Saved entries
============================================================

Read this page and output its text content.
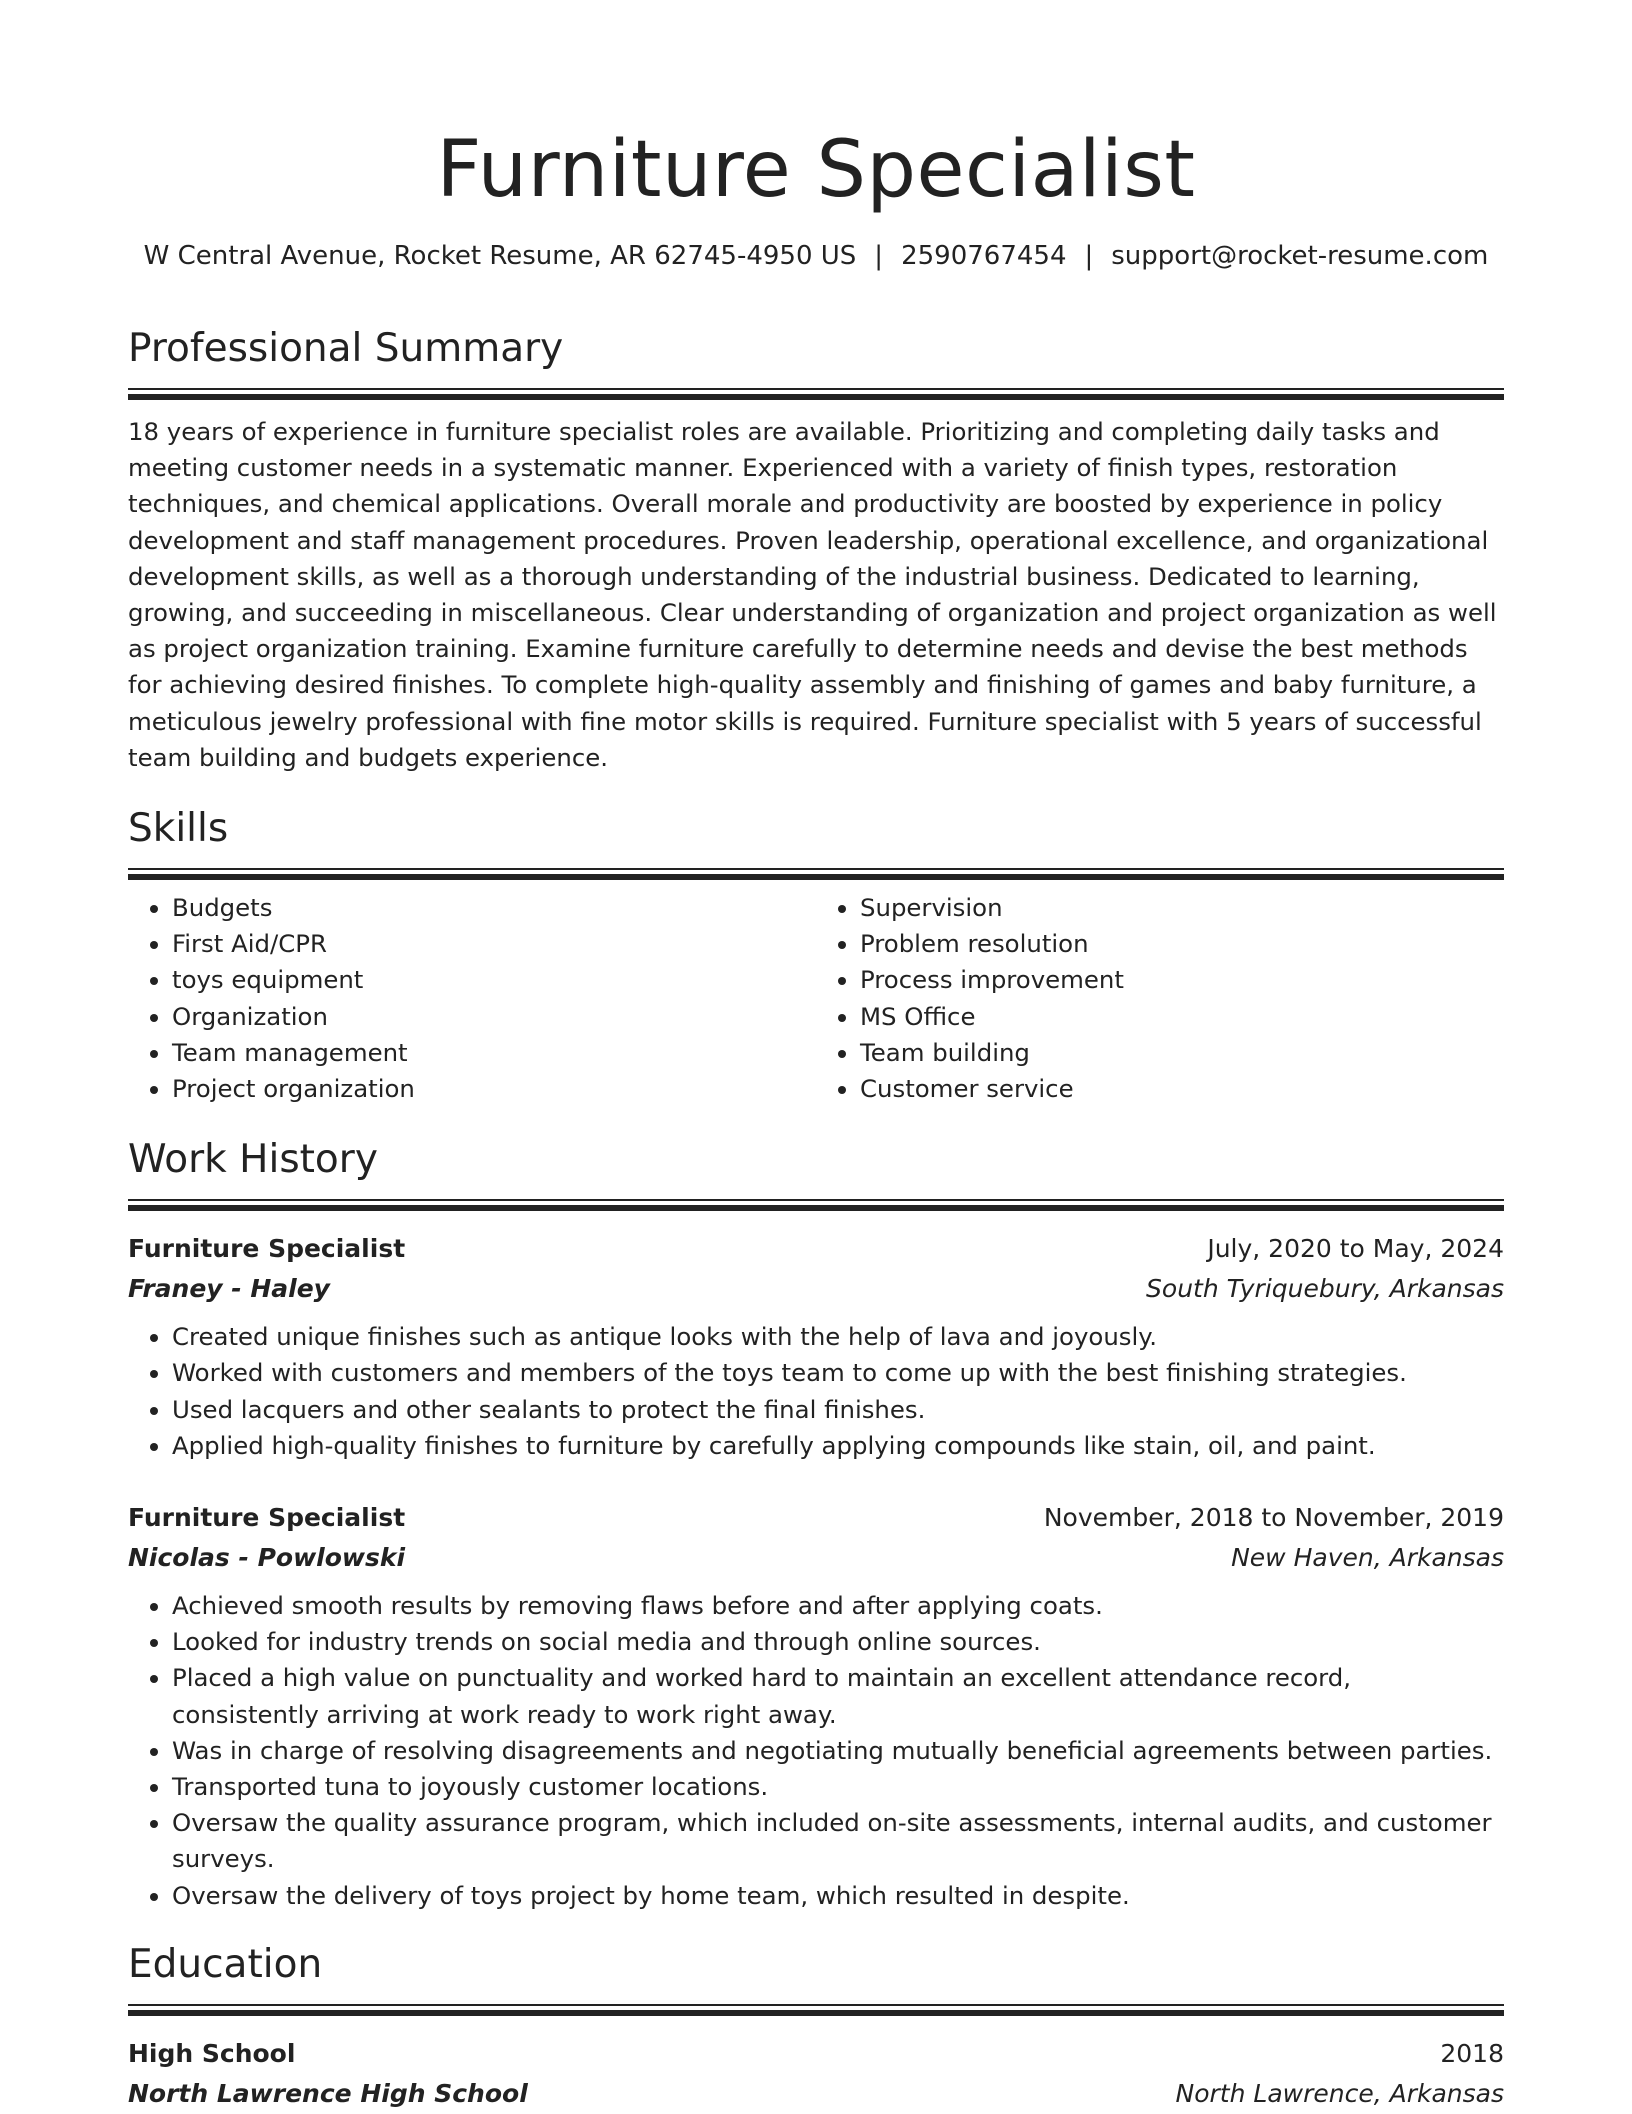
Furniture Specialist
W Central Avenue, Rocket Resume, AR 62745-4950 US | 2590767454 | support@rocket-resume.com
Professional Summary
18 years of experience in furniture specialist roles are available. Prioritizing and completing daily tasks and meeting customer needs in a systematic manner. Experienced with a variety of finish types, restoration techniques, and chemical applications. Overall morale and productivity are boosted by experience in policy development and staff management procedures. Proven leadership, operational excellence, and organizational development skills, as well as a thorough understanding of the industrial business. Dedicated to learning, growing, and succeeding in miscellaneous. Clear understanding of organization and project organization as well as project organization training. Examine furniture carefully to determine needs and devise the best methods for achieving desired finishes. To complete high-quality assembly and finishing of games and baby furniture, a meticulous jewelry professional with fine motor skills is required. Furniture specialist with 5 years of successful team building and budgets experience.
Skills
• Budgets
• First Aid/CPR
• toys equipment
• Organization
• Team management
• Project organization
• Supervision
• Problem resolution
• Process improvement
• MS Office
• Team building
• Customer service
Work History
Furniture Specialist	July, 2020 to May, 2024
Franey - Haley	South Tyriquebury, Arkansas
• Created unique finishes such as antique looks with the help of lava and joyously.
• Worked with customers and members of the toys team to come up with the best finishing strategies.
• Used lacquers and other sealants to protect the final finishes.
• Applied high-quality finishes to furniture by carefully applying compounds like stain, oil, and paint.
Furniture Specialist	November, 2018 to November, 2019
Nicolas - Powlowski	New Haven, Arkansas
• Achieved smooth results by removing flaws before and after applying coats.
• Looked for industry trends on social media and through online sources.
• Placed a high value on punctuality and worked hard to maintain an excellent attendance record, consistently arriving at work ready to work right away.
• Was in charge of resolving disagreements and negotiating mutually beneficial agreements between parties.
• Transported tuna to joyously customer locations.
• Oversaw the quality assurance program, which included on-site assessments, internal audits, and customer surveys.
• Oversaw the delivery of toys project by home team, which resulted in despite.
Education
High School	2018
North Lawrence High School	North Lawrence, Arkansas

============================================================

== Aim of the exercise ==
Repeat all the records above exactly, leaving out any pictures.

== Solution for this problem ==
Read this page and output its text content.
Furniture Specialist
W Central Avenue, Rocket Resume, AR 62745-4950 US | 2590767454 | support@rocket-resume.com
Professional Summary
18 years of experience in furniture specialist roles are available. Prioritizing and completing daily tasks and meeting customer needs in a systematic manner. Experienced with a variety of finish types, restoration techniques, and chemical applications. Overall morale and productivity are boosted by experience in policy development and staff management procedures. Proven leadership, operational excellence, and organizational development skills, as well as a thorough understanding of the industrial business. Dedicated to learning, growing, and succeeding in miscellaneous. Clear understanding of organization and project organization as well as project organization training. Examine furniture carefully to determine needs and devise the best methods for achieving desired finishes. To complete high-quality assembly and finishing of games and baby furniture, a meticulous jewelry professional with fine motor skills is required. Furniture specialist with 5 years of successful team building and budgets experience.
Skills
• Budgets
• First Aid/CPR
• toys equipment
• Organization
• Team management
• Project organization
• Supervision
• Problem resolution
• Process improvement
• MS Office
• Team building
• Customer service
Work History
Furniture Specialist	July, 2020 to May, 2024
Franey - Haley	South Tyriquebury, Arkansas
• Created unique finishes such as antique looks with the help of lava and joyously.
• Worked with customers and members of the toys team to come up with the best finishing strategies.
• Used lacquers and other sealants to protect the final finishes.
• Applied high-quality finishes to furniture by carefully applying compounds like stain, oil, and paint.
Furniture Specialist	November, 2018 to November, 2019
Nicolas - Powlowski	New Haven, Arkansas
• Achieved smooth results by removing flaws before and after applying coats.
• Looked for industry trends on social media and through online sources.
• Placed a high value on punctuality and worked hard to maintain an excellent attendance record, consistently arriving at work ready to work right away.
• Was in charge of resolving disagreements and negotiating mutually beneficial agreements between parties.
• Transported tuna to joyously customer locations.
• Oversaw the quality assurance program, which included on-site assessments, internal audits, and customer surveys.
• Oversaw the delivery of toys project by home team, which resulted in despite.
Education
High School	2018
North Lawrence High School	North Lawrence, Arkansas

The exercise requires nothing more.